== GOAL ==
The data below needs to be returned exactly, line for line.

== GIVEN DATA ==

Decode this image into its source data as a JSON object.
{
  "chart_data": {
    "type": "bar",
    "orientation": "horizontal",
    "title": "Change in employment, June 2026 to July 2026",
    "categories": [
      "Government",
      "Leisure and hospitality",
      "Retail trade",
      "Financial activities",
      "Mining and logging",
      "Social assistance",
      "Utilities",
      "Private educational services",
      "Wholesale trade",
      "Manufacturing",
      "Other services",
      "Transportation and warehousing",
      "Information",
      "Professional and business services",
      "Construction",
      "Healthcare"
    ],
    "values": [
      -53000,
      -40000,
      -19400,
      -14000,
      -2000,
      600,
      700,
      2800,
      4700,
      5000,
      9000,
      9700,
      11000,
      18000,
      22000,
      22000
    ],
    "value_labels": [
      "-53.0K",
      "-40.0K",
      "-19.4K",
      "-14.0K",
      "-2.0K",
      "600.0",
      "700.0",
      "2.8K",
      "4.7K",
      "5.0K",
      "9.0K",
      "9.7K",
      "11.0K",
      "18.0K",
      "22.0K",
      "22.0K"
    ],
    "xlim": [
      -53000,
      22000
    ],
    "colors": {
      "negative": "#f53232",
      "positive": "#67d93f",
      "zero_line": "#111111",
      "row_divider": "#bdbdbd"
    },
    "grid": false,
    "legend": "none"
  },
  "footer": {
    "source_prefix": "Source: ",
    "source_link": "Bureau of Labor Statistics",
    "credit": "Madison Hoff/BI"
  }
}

== CORRECT ANSWER ==
Decode this image into its source data as a JSON object.
{
  "chart_data": {
    "type": "bar",
    "orientation": "horizontal",
    "title": "Change in employment, June 2026 to July 2026",
    "categories": [
      "Government",
      "Leisure and hospitality",
      "Retail trade",
      "Financial activities",
      "Mining and logging",
      "Social assistance",
      "Utilities",
      "Private educational services",
      "Wholesale trade",
      "Manufacturing",
      "Other services",
      "Transportation and warehousing",
      "Information",
      "Professional and business services",
      "Construction",
      "Healthcare"
    ],
    "values": [
      -53000,
      -40000,
      -19400,
      -14000,
      -2000,
      600,
      700,
      2800,
      4700,
      5000,
      9000,
      9700,
      11000,
      18000,
      22000,
      22000
    ],
    "value_labels": [
      "-53.0K",
      "-40.0K",
      "-19.4K",
      "-14.0K",
      "-2.0K",
      "600.0",
      "700.0",
      "2.8K",
      "4.7K",
      "5.0K",
      "9.0K",
      "9.7K",
      "11.0K",
      "18.0K",
      "22.0K",
      "22.0K"
    ],
    "xlim": [
      -53000,
      22000
    ],
    "colors": {
      "negative": "#f53232",
      "positive": "#67d93f",
      "zero_line": "#111111",
      "row_divider": "#bdbdbd"
    },
    "grid": false,
    "legend": "none"
  },
  "footer": {
    "source_prefix": "Source: ",
    "source_link": "Bureau of Labor Statistics",
    "credit": "Madison Hoff/BI"
  }
}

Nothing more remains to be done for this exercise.